Supplied material:
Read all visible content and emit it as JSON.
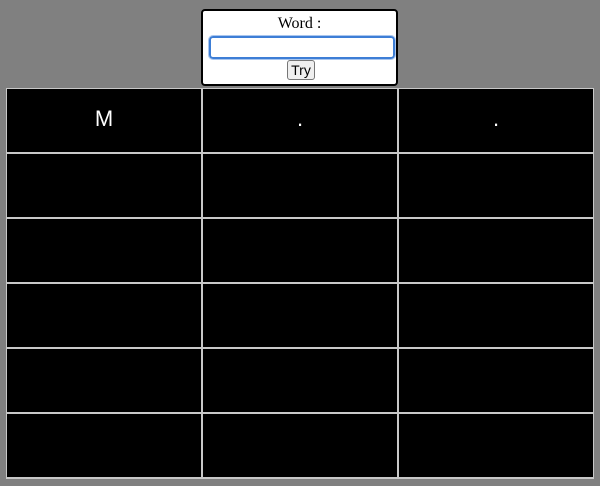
{
  "form": {
    "label": "Word :",
    "input_value": "",
    "input_placeholder": "",
    "button_label": "Try"
  },
  "grid": {
    "rows": [
      [
        "M",
        ".",
        "."
      ],
      [
        "",
        "",
        ""
      ],
      [
        "",
        "",
        ""
      ],
      [
        "",
        "",
        ""
      ],
      [
        "",
        "",
        ""
      ],
      [
        "",
        "",
        ""
      ]
    ]
  },
  "colors": {
    "background": "#808080",
    "cell": "#000000",
    "cell_text": "#ffffff",
    "grid_line": "#c8c8c8",
    "input_focus": "#3d7ed6"
  }
}
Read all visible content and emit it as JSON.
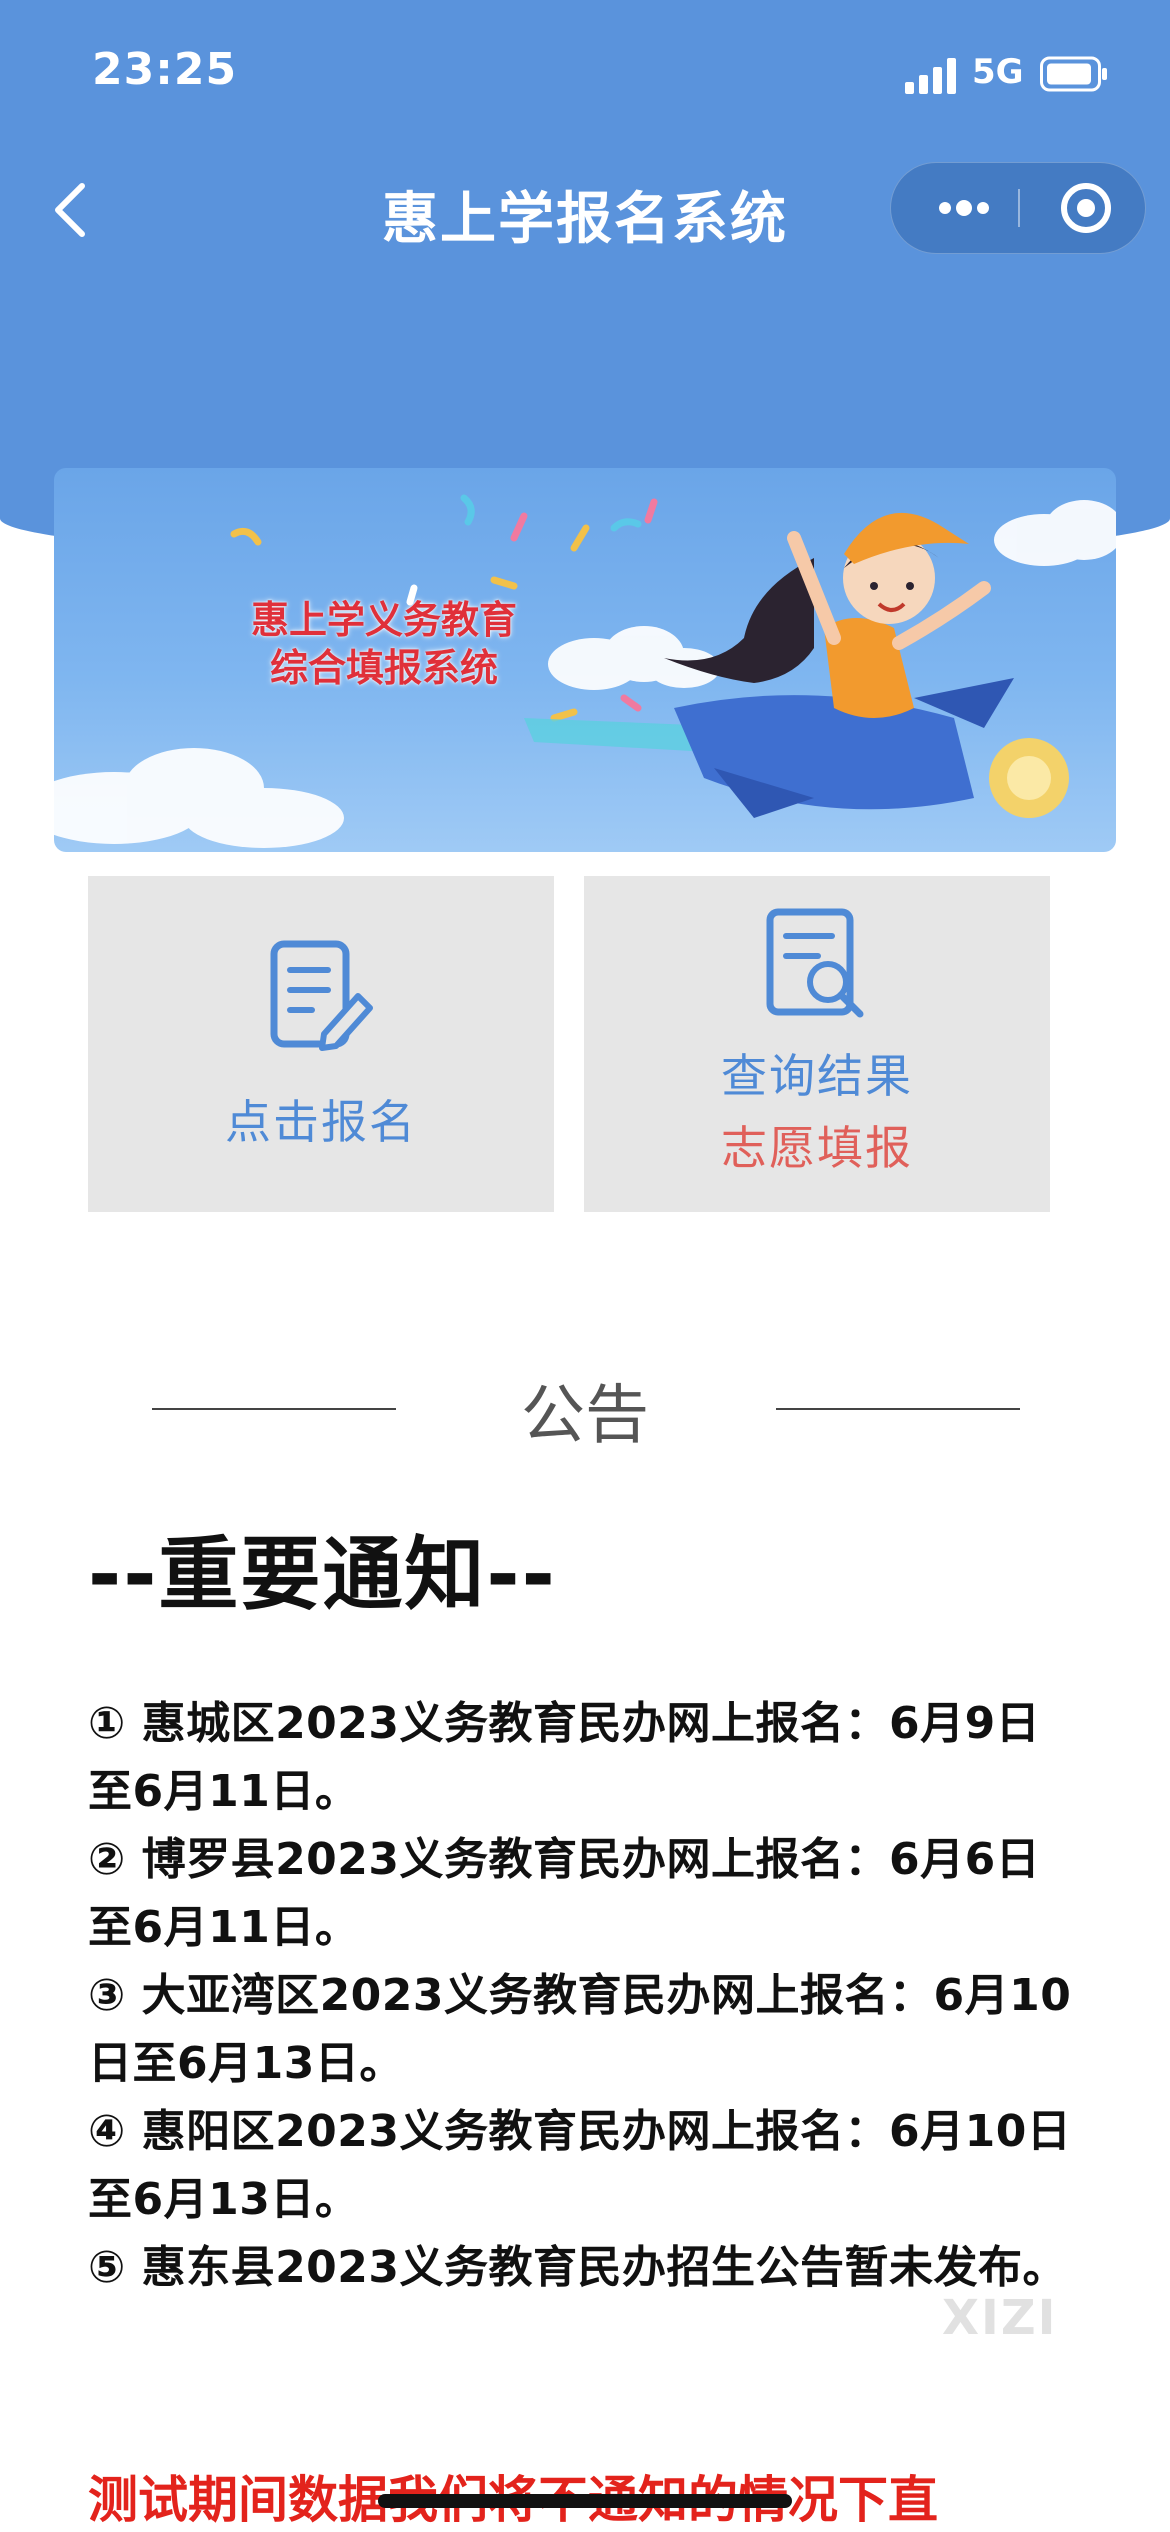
{
  "status_bar": {
    "time": "23:25",
    "network": "5G",
    "signal_icon": "signal-bars-icon",
    "battery_icon": "battery-icon"
  },
  "nav": {
    "title": "惠上学报名系统",
    "back_icon": "chevron-left-icon",
    "more_icon": "more-dots-icon",
    "close_icon": "target-close-icon"
  },
  "banner": {
    "line1": "惠上学义务教育",
    "line2": "综合填报系统"
  },
  "menu": {
    "signup": {
      "label": "点击报名",
      "icon": "edit-document-icon"
    },
    "query": {
      "label1": "查询结果",
      "label2": "志愿填报",
      "icon": "search-document-icon"
    }
  },
  "notice": {
    "section_title": "公告",
    "important_title": "--重要通知--",
    "items": [
      "① 惠城区2023义务教育民办网上报名：6月9日至6月11日。",
      "② 博罗县2023义务教育民办网上报名：6月6日至6月11日。",
      "③ 大亚湾区2023义务教育民办网上报名：6月10日至6月13日。",
      "④ 惠阳区2023义务教育民办网上报名：6月10日至6月13日。",
      "⑤ 惠东县2023义务教育民办招生公告暂未发布。"
    ],
    "warning": "测试期间数据我们将不通知的情况下直"
  },
  "watermark": "XIZI",
  "colors": {
    "header_blue": "#5a93dc",
    "tile_blue": "#4f8ad6",
    "tile_red": "#e0605a",
    "warning_red": "#e3231c"
  }
}
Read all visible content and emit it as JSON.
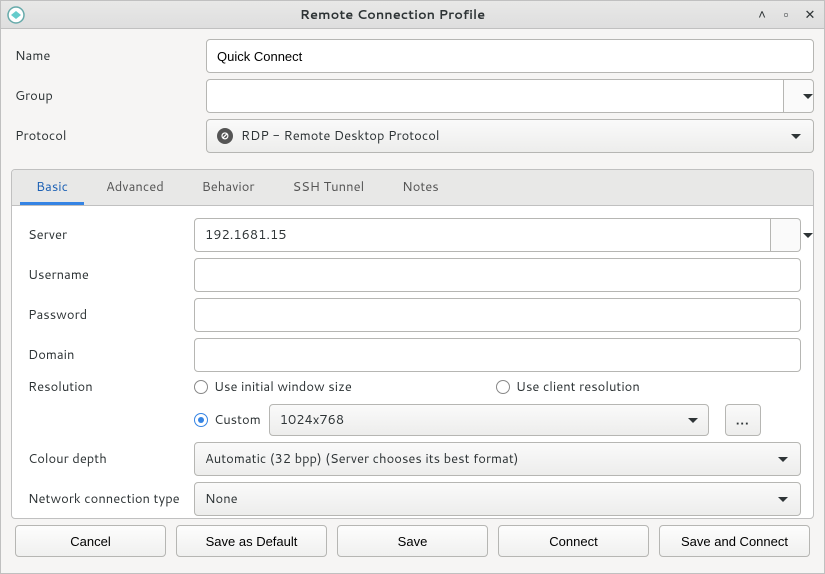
{
  "window": {
    "title": "Remote Connection Profile"
  },
  "labels": {
    "name": "Name",
    "group": "Group",
    "protocol": "Protocol",
    "server": "Server",
    "username": "Username",
    "password": "Password",
    "domain": "Domain",
    "resolution": "Resolution",
    "colour_depth": "Colour depth",
    "network_connection_type": "Network connection type"
  },
  "fields": {
    "name_value": "Quick Connect",
    "group_value": "",
    "protocol_value": "RDP - Remote Desktop Protocol",
    "server_value": "192.1681.15",
    "username_value": "",
    "password_value": "",
    "domain_value": "",
    "custom_resolution_value": "1024x768",
    "colour_depth_value": "Automatic (32 bpp) (Server chooses its best format)",
    "network_type_value": "None"
  },
  "tabs": {
    "basic": "Basic",
    "advanced": "Advanced",
    "behavior": "Behavior",
    "ssh_tunnel": "SSH Tunnel",
    "notes": "Notes"
  },
  "resolution_options": {
    "use_initial": "Use initial window size",
    "use_client": "Use client resolution",
    "custom": "Custom"
  },
  "more_button": "...",
  "buttons": {
    "cancel": "Cancel",
    "save_default": "Save as Default",
    "save": "Save",
    "connect": "Connect",
    "save_connect": "Save and Connect"
  }
}
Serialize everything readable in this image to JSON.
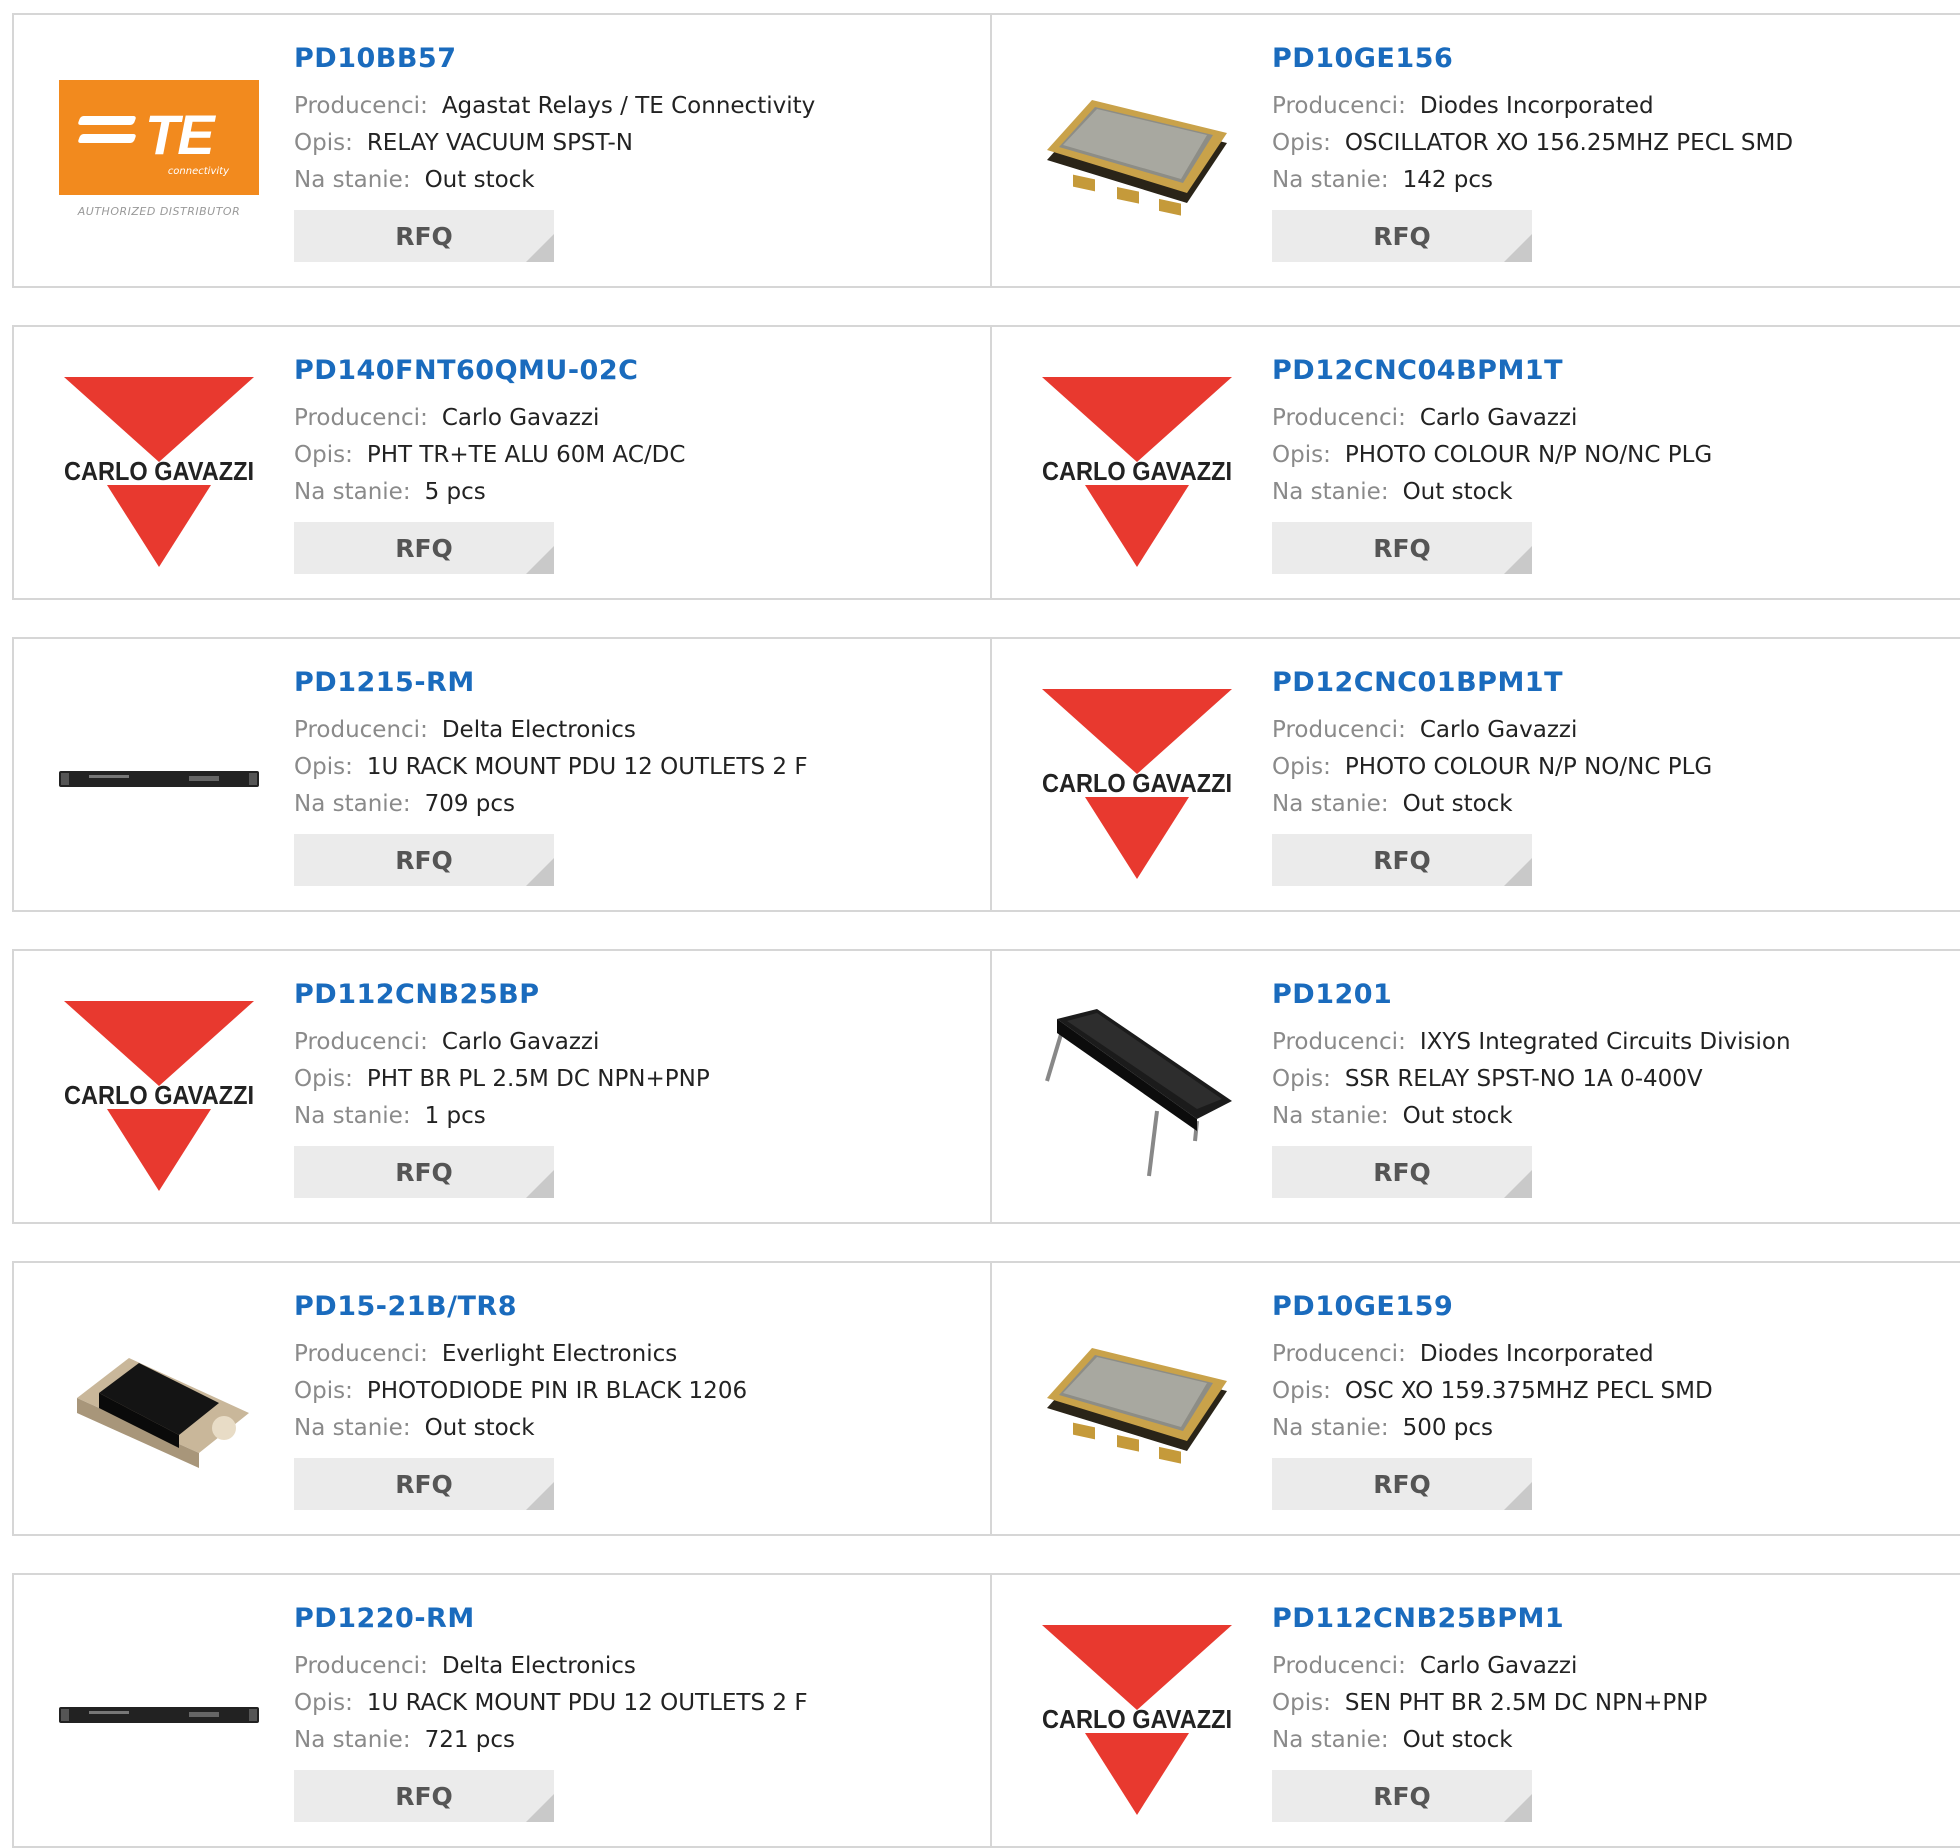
{
  "labels": {
    "manufacturer": "Producenci:",
    "description": "Opis:",
    "stock": "Na stanie:"
  },
  "rfq_label": "RFQ",
  "logos": {
    "te_letters": "TE",
    "te_sub": "connectivity",
    "te_caption": "AUTHORIZED DISTRIBUTOR",
    "carlo_gavazzi": "CARLO GAVAZZI"
  },
  "colors": {
    "link": "#1a6bbd",
    "te_orange": "#f28a1e",
    "cg_red": "#e8392f"
  },
  "products": [
    {
      "part": "PD10BB57",
      "manufacturer": "Agastat Relays / TE Connectivity",
      "description": "RELAY VACUUM SPST-N",
      "stock": "Out stock",
      "image": "te-logo"
    },
    {
      "part": "PD10GE156",
      "manufacturer": "Diodes Incorporated",
      "description": "OSCILLATOR XO 156.25MHZ PECL SMD",
      "stock": "142 pcs",
      "image": "oscillator-chip"
    },
    {
      "part": "PD140FNT60QMU-02C",
      "manufacturer": "Carlo Gavazzi",
      "description": "PHT TR+TE ALU 60M AC/DC",
      "stock": "5 pcs",
      "image": "carlo-gavazzi-logo"
    },
    {
      "part": "PD12CNC04BPM1T",
      "manufacturer": "Carlo Gavazzi",
      "description": "PHOTO COLOUR N/P NO/NC PLG",
      "stock": "Out stock",
      "image": "carlo-gavazzi-logo"
    },
    {
      "part": "PD1215-RM",
      "manufacturer": "Delta Electronics",
      "description": "1U RACK MOUNT PDU 12 OUTLETS 2 F",
      "stock": "709 pcs",
      "image": "rack-pdu"
    },
    {
      "part": "PD12CNC01BPM1T",
      "manufacturer": "Carlo Gavazzi",
      "description": "PHOTO COLOUR N/P NO/NC PLG",
      "stock": "Out stock",
      "image": "carlo-gavazzi-logo"
    },
    {
      "part": "PD112CNB25BP",
      "manufacturer": "Carlo Gavazzi",
      "description": "PHT BR PL 2.5M DC NPN+PNP",
      "stock": "1 pcs",
      "image": "carlo-gavazzi-logo"
    },
    {
      "part": "PD1201",
      "manufacturer": "IXYS Integrated Circuits Division",
      "description": "SSR RELAY SPST-NO 1A 0-400V",
      "stock": "Out stock",
      "image": "dip-relay"
    },
    {
      "part": "PD15-21B/TR8",
      "manufacturer": "Everlight Electronics",
      "description": "PHOTODIODE PIN IR BLACK 1206",
      "stock": "Out stock",
      "image": "photodiode"
    },
    {
      "part": "PD10GE159",
      "manufacturer": "Diodes Incorporated",
      "description": "OSC XO 159.375MHZ PECL SMD",
      "stock": "500 pcs",
      "image": "oscillator-chip"
    },
    {
      "part": "PD1220-RM",
      "manufacturer": "Delta Electronics",
      "description": "1U RACK MOUNT PDU 12 OUTLETS 2 F",
      "stock": "721 pcs",
      "image": "rack-pdu"
    },
    {
      "part": "PD112CNB25BPM1",
      "manufacturer": "Carlo Gavazzi",
      "description": "SEN PHT BR 2.5M DC NPN+PNP",
      "stock": "Out stock",
      "image": "carlo-gavazzi-logo"
    }
  ]
}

What the exercise asks: Read the entries and pick out all lines that include the word "PECL".

Exercise output:
      "description": "OSCILLATOR XO 156.25MHZ PECL SMD",
      "description": "OSC XO 159.375MHZ PECL SMD",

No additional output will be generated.